Exercise requirements — Print out the records precisely, keeping each line identical to its source.

Records for this exercise —
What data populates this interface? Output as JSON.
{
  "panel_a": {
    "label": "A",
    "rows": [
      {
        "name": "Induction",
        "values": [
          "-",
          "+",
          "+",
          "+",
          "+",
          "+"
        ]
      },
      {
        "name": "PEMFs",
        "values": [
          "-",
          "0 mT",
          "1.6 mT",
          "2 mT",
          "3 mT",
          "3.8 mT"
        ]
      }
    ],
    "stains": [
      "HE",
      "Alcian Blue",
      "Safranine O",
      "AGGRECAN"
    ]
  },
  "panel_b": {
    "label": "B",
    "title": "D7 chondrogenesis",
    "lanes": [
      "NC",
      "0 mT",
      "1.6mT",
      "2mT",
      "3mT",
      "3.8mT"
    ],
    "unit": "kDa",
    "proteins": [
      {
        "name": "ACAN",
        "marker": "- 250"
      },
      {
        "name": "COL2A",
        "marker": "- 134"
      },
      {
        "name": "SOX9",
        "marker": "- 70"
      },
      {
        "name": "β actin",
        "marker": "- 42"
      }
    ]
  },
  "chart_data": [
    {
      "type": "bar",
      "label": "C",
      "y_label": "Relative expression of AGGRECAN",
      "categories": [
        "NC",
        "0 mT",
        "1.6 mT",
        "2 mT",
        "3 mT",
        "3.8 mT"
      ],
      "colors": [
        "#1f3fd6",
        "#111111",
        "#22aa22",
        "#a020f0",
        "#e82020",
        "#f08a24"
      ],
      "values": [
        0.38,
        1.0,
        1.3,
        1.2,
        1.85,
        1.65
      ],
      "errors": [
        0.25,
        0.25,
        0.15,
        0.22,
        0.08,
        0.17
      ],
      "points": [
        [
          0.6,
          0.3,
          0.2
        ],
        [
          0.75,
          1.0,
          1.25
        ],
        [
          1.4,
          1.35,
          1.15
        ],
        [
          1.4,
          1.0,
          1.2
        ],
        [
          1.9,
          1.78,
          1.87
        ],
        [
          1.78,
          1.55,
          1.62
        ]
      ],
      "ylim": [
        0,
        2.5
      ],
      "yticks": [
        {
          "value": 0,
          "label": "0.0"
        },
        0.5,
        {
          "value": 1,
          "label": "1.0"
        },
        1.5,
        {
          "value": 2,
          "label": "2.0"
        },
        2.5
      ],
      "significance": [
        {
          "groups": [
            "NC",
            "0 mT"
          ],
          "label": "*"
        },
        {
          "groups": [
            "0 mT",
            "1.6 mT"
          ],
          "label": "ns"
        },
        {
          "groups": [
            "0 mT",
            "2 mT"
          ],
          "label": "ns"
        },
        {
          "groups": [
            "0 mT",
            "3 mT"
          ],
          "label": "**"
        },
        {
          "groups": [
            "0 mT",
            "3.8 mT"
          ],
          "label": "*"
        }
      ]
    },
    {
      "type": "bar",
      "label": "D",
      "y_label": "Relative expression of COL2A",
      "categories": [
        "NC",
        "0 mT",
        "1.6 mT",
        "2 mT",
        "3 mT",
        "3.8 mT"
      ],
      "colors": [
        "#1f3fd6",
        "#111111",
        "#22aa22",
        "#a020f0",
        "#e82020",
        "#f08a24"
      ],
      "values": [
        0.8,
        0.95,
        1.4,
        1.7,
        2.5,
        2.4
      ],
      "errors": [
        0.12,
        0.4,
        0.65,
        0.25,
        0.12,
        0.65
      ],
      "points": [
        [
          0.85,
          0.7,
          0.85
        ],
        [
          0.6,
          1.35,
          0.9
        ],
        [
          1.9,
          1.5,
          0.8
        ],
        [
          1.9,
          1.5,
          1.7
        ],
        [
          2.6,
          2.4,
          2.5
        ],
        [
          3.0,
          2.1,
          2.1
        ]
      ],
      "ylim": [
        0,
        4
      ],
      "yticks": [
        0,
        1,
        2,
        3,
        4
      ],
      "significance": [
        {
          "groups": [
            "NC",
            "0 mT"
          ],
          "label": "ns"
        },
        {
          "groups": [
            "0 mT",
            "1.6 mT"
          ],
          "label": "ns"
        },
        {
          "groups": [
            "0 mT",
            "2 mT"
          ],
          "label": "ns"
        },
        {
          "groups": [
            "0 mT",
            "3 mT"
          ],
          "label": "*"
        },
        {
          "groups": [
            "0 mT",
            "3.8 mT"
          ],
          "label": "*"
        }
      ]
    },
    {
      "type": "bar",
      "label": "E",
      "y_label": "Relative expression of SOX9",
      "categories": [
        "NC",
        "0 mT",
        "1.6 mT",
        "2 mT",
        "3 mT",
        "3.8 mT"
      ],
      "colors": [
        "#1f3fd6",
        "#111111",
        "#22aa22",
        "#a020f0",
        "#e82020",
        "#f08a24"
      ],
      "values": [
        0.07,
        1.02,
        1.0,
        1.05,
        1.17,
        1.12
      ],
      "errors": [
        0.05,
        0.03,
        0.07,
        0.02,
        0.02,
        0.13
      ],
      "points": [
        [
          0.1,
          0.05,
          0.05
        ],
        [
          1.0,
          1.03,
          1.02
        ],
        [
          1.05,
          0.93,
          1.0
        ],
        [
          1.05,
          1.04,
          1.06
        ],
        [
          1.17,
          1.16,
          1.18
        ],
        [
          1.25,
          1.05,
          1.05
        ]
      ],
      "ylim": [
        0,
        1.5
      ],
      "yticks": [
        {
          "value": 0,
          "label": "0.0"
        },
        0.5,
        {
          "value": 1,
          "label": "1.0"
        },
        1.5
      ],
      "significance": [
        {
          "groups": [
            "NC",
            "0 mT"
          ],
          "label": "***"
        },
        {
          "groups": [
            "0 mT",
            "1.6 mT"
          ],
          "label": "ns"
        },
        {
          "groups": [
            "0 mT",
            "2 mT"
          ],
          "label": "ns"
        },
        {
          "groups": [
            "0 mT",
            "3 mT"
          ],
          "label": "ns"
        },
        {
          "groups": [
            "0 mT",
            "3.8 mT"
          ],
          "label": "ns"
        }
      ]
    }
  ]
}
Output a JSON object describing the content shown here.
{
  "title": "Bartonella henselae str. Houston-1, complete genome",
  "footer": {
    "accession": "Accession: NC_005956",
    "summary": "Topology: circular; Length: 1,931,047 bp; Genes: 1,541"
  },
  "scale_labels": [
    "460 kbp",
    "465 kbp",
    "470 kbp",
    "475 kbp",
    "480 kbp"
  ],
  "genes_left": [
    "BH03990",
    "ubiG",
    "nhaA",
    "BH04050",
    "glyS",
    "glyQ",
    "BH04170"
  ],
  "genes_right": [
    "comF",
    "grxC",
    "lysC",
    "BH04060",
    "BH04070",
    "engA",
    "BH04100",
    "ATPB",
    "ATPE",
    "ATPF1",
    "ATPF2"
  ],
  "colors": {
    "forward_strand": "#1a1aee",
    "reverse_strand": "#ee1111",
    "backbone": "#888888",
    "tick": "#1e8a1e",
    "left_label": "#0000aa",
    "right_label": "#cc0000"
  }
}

Your response —
What data populates this interface? Output as JSON.
{
  "panel_a": {
    "label": "A",
    "rows": [
      {
        "name": "Induction",
        "values": [
          "-",
          "+",
          "+",
          "+",
          "+",
          "+"
        ]
      },
      {
        "name": "PEMFs",
        "values": [
          "-",
          "0 mT",
          "1.6 mT",
          "2 mT",
          "3 mT",
          "3.8 mT"
        ]
      }
    ],
    "stains": [
      "HE",
      "Alcian Blue",
      "Safranine O",
      "AGGRECAN"
    ]
  },
  "panel_b": {
    "label": "B",
    "title": "D7 chondrogenesis",
    "lanes": [
      "NC",
      "0 mT",
      "1.6mT",
      "2mT",
      "3mT",
      "3.8mT"
    ],
    "unit": "kDa",
    "proteins": [
      {
        "name": "ACAN",
        "marker": "- 250"
      },
      {
        "name": "COL2A",
        "marker": "- 134"
      },
      {
        "name": "SOX9",
        "marker": "- 70"
      },
      {
        "name": "β actin",
        "marker": "- 42"
      }
    ]
  },
  "chart_data": [
    {
      "type": "bar",
      "label": "C",
      "y_label": "Relative expression of AGGRECAN",
      "categories": [
        "NC",
        "0 mT",
        "1.6 mT",
        "2 mT",
        "3 mT",
        "3.8 mT"
      ],
      "colors": [
        "#1f3fd6",
        "#111111",
        "#22aa22",
        "#a020f0",
        "#e82020",
        "#f08a24"
      ],
      "values": [
        0.38,
        1.0,
        1.3,
        1.2,
        1.85,
        1.65
      ],
      "errors": [
        0.25,
        0.25,
        0.15,
        0.22,
        0.08,
        0.17
      ],
      "points": [
        [
          0.6,
          0.3,
          0.2
        ],
        [
          0.75,
          1.0,
          1.25
        ],
        [
          1.4,
          1.35,
          1.15
        ],
        [
          1.4,
          1.0,
          1.2
        ],
        [
          1.9,
          1.78,
          1.87
        ],
        [
          1.78,
          1.55,
          1.62
        ]
      ],
      "ylim": [
        0,
        2.5
      ],
      "yticks": [
        {
          "value": 0,
          "label": "0.0"
        },
        0.5,
        {
          "value": 1,
          "label": "1.0"
        },
        1.5,
        {
          "value": 2,
          "label": "2.0"
        },
        2.5
      ],
      "significance": [
        {
          "groups": [
            "NC",
            "0 mT"
          ],
          "label": "*"
        },
        {
          "groups": [
            "0 mT",
            "1.6 mT"
          ],
          "label": "ns"
        },
        {
          "groups": [
            "0 mT",
            "2 mT"
          ],
          "label": "ns"
        },
        {
          "groups": [
            "0 mT",
            "3 mT"
          ],
          "label": "**"
        },
        {
          "groups": [
            "0 mT",
            "3.8 mT"
          ],
          "label": "*"
        }
      ]
    },
    {
      "type": "bar",
      "label": "D",
      "y_label": "Relative expression of COL2A",
      "categories": [
        "NC",
        "0 mT",
        "1.6 mT",
        "2 mT",
        "3 mT",
        "3.8 mT"
      ],
      "colors": [
        "#1f3fd6",
        "#111111",
        "#22aa22",
        "#a020f0",
        "#e82020",
        "#f08a24"
      ],
      "values": [
        0.8,
        0.95,
        1.4,
        1.7,
        2.5,
        2.4
      ],
      "errors": [
        0.12,
        0.4,
        0.65,
        0.25,
        0.12,
        0.65
      ],
      "points": [
        [
          0.85,
          0.7,
          0.85
        ],
        [
          0.6,
          1.35,
          0.9
        ],
        [
          1.9,
          1.5,
          0.8
        ],
        [
          1.9,
          1.5,
          1.7
        ],
        [
          2.6,
          2.4,
          2.5
        ],
        [
          3.0,
          2.1,
          2.1
        ]
      ],
      "ylim": [
        0,
        4
      ],
      "yticks": [
        0,
        1,
        2,
        3,
        4
      ],
      "significance": [
        {
          "groups": [
            "NC",
            "0 mT"
          ],
          "label": "ns"
        },
        {
          "groups": [
            "0 mT",
            "1.6 mT"
          ],
          "label": "ns"
        },
        {
          "groups": [
            "0 mT",
            "2 mT"
          ],
          "label": "ns"
        },
        {
          "groups": [
            "0 mT",
            "3 mT"
          ],
          "label": "*"
        },
        {
          "groups": [
            "0 mT",
            "3.8 mT"
          ],
          "label": "*"
        }
      ]
    },
    {
      "type": "bar",
      "label": "E",
      "y_label": "Relative expression of SOX9",
      "categories": [
        "NC",
        "0 mT",
        "1.6 mT",
        "2 mT",
        "3 mT",
        "3.8 mT"
      ],
      "colors": [
        "#1f3fd6",
        "#111111",
        "#22aa22",
        "#a020f0",
        "#e82020",
        "#f08a24"
      ],
      "values": [
        0.07,
        1.02,
        1.0,
        1.05,
        1.17,
        1.12
      ],
      "errors": [
        0.05,
        0.03,
        0.07,
        0.02,
        0.02,
        0.13
      ],
      "points": [
        [
          0.1,
          0.05,
          0.05
        ],
        [
          1.0,
          1.03,
          1.02
        ],
        [
          1.05,
          0.93,
          1.0
        ],
        [
          1.05,
          1.04,
          1.06
        ],
        [
          1.17,
          1.16,
          1.18
        ],
        [
          1.25,
          1.05,
          1.05
        ]
      ],
      "ylim": [
        0,
        1.5
      ],
      "yticks": [
        {
          "value": 0,
          "label": "0.0"
        },
        0.5,
        {
          "value": 1,
          "label": "1.0"
        },
        1.5
      ],
      "significance": [
        {
          "groups": [
            "NC",
            "0 mT"
          ],
          "label": "***"
        },
        {
          "groups": [
            "0 mT",
            "1.6 mT"
          ],
          "label": "ns"
        },
        {
          "groups": [
            "0 mT",
            "2 mT"
          ],
          "label": "ns"
        },
        {
          "groups": [
            "0 mT",
            "3 mT"
          ],
          "label": "ns"
        },
        {
          "groups": [
            "0 mT",
            "3.8 mT"
          ],
          "label": "ns"
        }
      ]
    }
  ]
}
Output a JSON object describing the content shown here.
{
  "title": "Bartonella henselae str. Houston-1, complete genome",
  "footer": {
    "accession": "Accession: NC_005956",
    "summary": "Topology: circular; Length: 1,931,047 bp; Genes: 1,541"
  },
  "scale_labels": [
    "460 kbp",
    "465 kbp",
    "470 kbp",
    "475 kbp",
    "480 kbp"
  ],
  "genes_left": [
    "BH03990",
    "ubiG",
    "nhaA",
    "BH04050",
    "glyS",
    "glyQ",
    "BH04170"
  ],
  "genes_right": [
    "comF",
    "grxC",
    "lysC",
    "BH04060",
    "BH04070",
    "engA",
    "BH04100",
    "ATPB",
    "ATPE",
    "ATPF1",
    "ATPF2"
  ],
  "colors": {
    "forward_strand": "#1a1aee",
    "reverse_strand": "#ee1111",
    "backbone": "#888888",
    "tick": "#1e8a1e",
    "left_label": "#0000aa",
    "right_label": "#cc0000"
  }
}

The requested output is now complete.